Short exercise
Each line of the material below should be reproduced exactly.

********************

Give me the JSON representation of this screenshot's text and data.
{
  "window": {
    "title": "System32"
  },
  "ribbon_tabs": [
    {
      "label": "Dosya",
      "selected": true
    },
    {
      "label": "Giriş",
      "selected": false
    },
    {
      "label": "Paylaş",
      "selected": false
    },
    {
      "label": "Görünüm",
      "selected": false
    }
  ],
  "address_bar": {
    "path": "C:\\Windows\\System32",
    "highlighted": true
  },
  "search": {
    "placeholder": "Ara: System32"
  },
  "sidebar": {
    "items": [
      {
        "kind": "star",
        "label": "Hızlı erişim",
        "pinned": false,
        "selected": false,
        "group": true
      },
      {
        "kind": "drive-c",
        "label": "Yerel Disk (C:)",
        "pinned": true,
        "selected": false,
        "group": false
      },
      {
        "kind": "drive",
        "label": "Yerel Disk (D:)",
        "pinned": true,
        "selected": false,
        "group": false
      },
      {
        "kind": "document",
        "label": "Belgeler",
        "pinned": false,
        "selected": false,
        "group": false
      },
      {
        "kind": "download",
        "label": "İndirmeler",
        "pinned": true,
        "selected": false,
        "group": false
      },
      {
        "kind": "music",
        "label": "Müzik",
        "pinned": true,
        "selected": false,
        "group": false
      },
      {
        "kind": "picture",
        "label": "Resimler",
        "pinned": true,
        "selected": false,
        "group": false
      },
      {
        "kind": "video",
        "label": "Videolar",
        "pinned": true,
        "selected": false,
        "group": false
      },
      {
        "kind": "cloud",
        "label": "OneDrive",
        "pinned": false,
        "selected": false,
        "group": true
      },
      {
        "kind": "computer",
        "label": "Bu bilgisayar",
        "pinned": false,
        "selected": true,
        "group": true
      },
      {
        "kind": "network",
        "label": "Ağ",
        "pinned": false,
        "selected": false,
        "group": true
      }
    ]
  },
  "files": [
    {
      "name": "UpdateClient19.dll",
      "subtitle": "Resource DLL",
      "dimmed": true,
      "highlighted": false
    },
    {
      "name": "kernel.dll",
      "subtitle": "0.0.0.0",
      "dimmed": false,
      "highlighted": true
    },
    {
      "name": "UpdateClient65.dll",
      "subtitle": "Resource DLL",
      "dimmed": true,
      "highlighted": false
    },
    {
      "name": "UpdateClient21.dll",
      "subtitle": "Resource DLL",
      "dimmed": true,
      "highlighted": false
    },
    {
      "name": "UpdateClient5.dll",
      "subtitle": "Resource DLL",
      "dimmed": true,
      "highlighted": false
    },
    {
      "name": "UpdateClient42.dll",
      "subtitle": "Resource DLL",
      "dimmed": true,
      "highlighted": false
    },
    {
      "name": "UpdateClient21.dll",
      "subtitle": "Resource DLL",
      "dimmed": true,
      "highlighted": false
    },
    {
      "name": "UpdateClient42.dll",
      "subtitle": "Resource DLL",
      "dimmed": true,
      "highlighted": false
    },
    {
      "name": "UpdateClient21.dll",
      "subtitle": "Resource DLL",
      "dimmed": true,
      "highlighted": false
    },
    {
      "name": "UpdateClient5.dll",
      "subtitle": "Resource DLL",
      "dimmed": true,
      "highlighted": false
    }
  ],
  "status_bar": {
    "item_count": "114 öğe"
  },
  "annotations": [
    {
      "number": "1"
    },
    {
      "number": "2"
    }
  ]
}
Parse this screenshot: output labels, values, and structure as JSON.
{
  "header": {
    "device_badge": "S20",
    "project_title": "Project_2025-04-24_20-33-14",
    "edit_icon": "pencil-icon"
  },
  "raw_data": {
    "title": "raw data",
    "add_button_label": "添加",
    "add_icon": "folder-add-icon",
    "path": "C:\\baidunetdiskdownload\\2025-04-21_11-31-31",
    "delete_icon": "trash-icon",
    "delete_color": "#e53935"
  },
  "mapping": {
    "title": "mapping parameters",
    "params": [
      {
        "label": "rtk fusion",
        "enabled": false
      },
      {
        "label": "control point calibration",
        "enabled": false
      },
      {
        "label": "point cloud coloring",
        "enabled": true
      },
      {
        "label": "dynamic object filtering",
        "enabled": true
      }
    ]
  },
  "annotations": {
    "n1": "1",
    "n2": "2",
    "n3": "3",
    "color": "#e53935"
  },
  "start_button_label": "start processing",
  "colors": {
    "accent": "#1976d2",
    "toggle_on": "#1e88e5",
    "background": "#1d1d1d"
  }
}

********************

Result
Give me the JSON representation of this screenshot's text and data.
{
  "window": {
    "title": "System32"
  },
  "ribbon_tabs": [
    {
      "label": "Dosya",
      "selected": true
    },
    {
      "label": "Giriş",
      "selected": false
    },
    {
      "label": "Paylaş",
      "selected": false
    },
    {
      "label": "Görünüm",
      "selected": false
    }
  ],
  "address_bar": {
    "path": "C:\\Windows\\System32",
    "highlighted": true
  },
  "search": {
    "placeholder": "Ara: System32"
  },
  "sidebar": {
    "items": [
      {
        "kind": "star",
        "label": "Hızlı erişim",
        "pinned": false,
        "selected": false,
        "group": true
      },
      {
        "kind": "drive-c",
        "label": "Yerel Disk (C:)",
        "pinned": true,
        "selected": false,
        "group": false
      },
      {
        "kind": "drive",
        "label": "Yerel Disk (D:)",
        "pinned": true,
        "selected": false,
        "group": false
      },
      {
        "kind": "document",
        "label": "Belgeler",
        "pinned": false,
        "selected": false,
        "group": false
      },
      {
        "kind": "download",
        "label": "İndirmeler",
        "pinned": true,
        "selected": false,
        "group": false
      },
      {
        "kind": "music",
        "label": "Müzik",
        "pinned": true,
        "selected": false,
        "group": false
      },
      {
        "kind": "picture",
        "label": "Resimler",
        "pinned": true,
        "selected": false,
        "group": false
      },
      {
        "kind": "video",
        "label": "Videolar",
        "pinned": true,
        "selected": false,
        "group": false
      },
      {
        "kind": "cloud",
        "label": "OneDrive",
        "pinned": false,
        "selected": false,
        "group": true
      },
      {
        "kind": "computer",
        "label": "Bu bilgisayar",
        "pinned": false,
        "selected": true,
        "group": true
      },
      {
        "kind": "network",
        "label": "Ağ",
        "pinned": false,
        "selected": false,
        "group": true
      }
    ]
  },
  "files": [
    {
      "name": "UpdateClient19.dll",
      "subtitle": "Resource DLL",
      "dimmed": true,
      "highlighted": false
    },
    {
      "name": "kernel.dll",
      "subtitle": "0.0.0.0",
      "dimmed": false,
      "highlighted": true
    },
    {
      "name": "UpdateClient65.dll",
      "subtitle": "Resource DLL",
      "dimmed": true,
      "highlighted": false
    },
    {
      "name": "UpdateClient21.dll",
      "subtitle": "Resource DLL",
      "dimmed": true,
      "highlighted": false
    },
    {
      "name": "UpdateClient5.dll",
      "subtitle": "Resource DLL",
      "dimmed": true,
      "highlighted": false
    },
    {
      "name": "UpdateClient42.dll",
      "subtitle": "Resource DLL",
      "dimmed": true,
      "highlighted": false
    },
    {
      "name": "UpdateClient21.dll",
      "subtitle": "Resource DLL",
      "dimmed": true,
      "highlighted": false
    },
    {
      "name": "UpdateClient42.dll",
      "subtitle": "Resource DLL",
      "dimmed": true,
      "highlighted": false
    },
    {
      "name": "UpdateClient21.dll",
      "subtitle": "Resource DLL",
      "dimmed": true,
      "highlighted": false
    },
    {
      "name": "UpdateClient5.dll",
      "subtitle": "Resource DLL",
      "dimmed": true,
      "highlighted": false
    }
  ],
  "status_bar": {
    "item_count": "114 öğe"
  },
  "annotations": [
    {
      "number": "1"
    },
    {
      "number": "2"
    }
  ]
}
Parse this screenshot: output labels, values, and structure as JSON.
{
  "header": {
    "device_badge": "S20",
    "project_title": "Project_2025-04-24_20-33-14",
    "edit_icon": "pencil-icon"
  },
  "raw_data": {
    "title": "raw data",
    "add_button_label": "添加",
    "add_icon": "folder-add-icon",
    "path": "C:\\baidunetdiskdownload\\2025-04-21_11-31-31",
    "delete_icon": "trash-icon",
    "delete_color": "#e53935"
  },
  "mapping": {
    "title": "mapping parameters",
    "params": [
      {
        "label": "rtk fusion",
        "enabled": false
      },
      {
        "label": "control point calibration",
        "enabled": false
      },
      {
        "label": "point cloud coloring",
        "enabled": true
      },
      {
        "label": "dynamic object filtering",
        "enabled": true
      }
    ]
  },
  "annotations": {
    "n1": "1",
    "n2": "2",
    "n3": "3",
    "color": "#e53935"
  },
  "start_button_label": "start processing",
  "colors": {
    "accent": "#1976d2",
    "toggle_on": "#1e88e5",
    "background": "#1d1d1d"
  }
}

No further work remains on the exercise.